(Stored data entries)
========================================================================

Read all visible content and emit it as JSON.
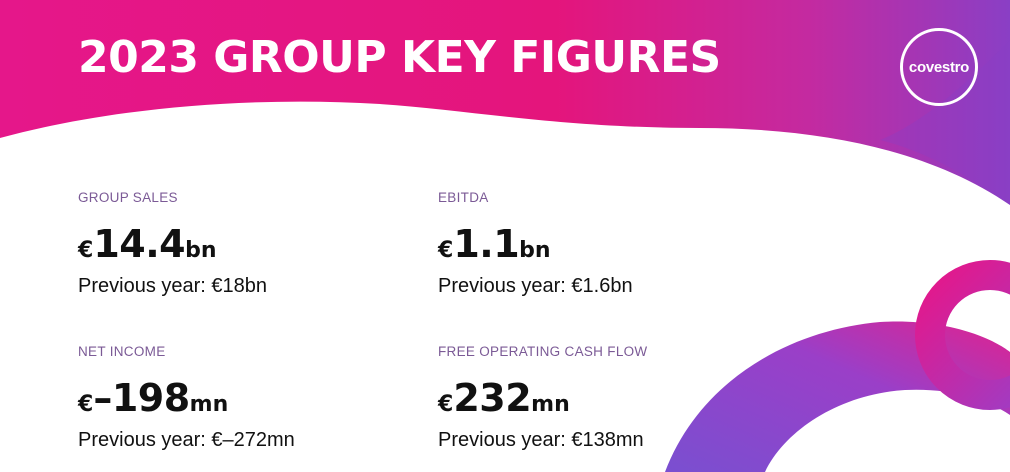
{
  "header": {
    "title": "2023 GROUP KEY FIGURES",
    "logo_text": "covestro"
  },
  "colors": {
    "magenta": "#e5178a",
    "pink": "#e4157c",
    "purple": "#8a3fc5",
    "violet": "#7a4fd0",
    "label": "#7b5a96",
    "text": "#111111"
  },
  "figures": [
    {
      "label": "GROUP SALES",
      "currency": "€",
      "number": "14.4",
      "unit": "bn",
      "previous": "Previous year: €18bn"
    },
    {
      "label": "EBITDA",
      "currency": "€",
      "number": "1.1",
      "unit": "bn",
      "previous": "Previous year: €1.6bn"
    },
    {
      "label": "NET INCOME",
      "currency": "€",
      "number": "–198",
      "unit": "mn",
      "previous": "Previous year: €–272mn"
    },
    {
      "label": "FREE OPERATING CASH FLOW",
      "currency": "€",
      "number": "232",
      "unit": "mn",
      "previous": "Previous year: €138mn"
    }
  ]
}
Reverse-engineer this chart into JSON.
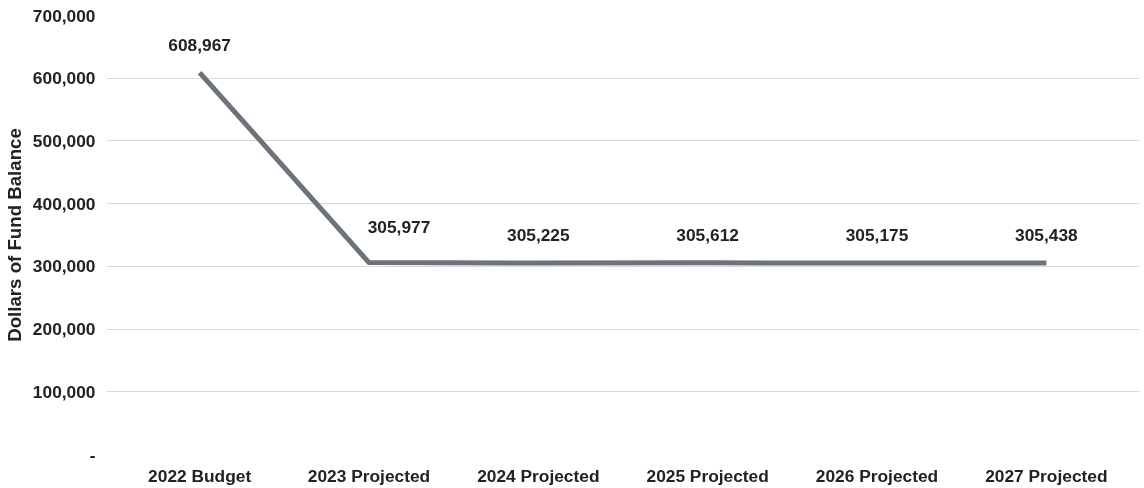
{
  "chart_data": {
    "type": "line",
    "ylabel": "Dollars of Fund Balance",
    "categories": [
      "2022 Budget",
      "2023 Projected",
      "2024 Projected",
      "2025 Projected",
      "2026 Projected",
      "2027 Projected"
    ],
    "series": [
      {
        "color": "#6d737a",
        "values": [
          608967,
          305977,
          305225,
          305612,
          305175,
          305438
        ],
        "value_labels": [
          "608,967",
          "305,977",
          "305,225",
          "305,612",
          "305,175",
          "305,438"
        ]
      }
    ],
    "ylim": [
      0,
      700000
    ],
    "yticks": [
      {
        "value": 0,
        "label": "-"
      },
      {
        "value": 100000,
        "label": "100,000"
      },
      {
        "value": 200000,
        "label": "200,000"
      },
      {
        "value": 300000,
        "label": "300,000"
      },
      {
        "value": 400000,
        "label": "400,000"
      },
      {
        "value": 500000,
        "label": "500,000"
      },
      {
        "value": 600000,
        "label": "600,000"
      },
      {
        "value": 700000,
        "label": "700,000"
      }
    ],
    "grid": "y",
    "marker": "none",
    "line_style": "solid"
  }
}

========================================================================

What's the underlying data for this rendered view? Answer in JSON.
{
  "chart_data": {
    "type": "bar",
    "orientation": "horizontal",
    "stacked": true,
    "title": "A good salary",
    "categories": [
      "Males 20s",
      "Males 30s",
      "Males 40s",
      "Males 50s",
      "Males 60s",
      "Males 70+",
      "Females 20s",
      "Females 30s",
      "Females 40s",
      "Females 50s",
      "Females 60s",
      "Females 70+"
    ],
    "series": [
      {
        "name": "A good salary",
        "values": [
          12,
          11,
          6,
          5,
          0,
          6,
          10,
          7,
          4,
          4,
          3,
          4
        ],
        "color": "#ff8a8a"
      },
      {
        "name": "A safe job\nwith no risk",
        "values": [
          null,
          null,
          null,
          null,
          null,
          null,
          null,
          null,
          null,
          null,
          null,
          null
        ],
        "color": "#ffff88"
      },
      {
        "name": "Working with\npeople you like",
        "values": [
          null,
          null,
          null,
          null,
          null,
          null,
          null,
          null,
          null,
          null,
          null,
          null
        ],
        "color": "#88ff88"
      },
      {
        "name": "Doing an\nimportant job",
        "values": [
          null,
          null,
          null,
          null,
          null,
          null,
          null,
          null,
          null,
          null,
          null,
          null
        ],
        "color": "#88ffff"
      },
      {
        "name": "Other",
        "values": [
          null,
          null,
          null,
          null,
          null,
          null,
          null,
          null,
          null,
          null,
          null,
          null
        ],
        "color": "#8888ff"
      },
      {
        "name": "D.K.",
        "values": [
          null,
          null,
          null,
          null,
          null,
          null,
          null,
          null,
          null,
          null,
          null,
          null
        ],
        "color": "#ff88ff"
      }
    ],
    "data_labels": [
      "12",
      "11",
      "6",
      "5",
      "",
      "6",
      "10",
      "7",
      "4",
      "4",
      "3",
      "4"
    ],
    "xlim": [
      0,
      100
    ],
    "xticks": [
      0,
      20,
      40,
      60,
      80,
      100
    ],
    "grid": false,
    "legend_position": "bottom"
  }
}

========================================================================

Your objective:
Take each line of the material that contains the word "title" and list it.

Task output:
    "title": "2023 GROUP KEY FIGURES",
    "title": "A good salary",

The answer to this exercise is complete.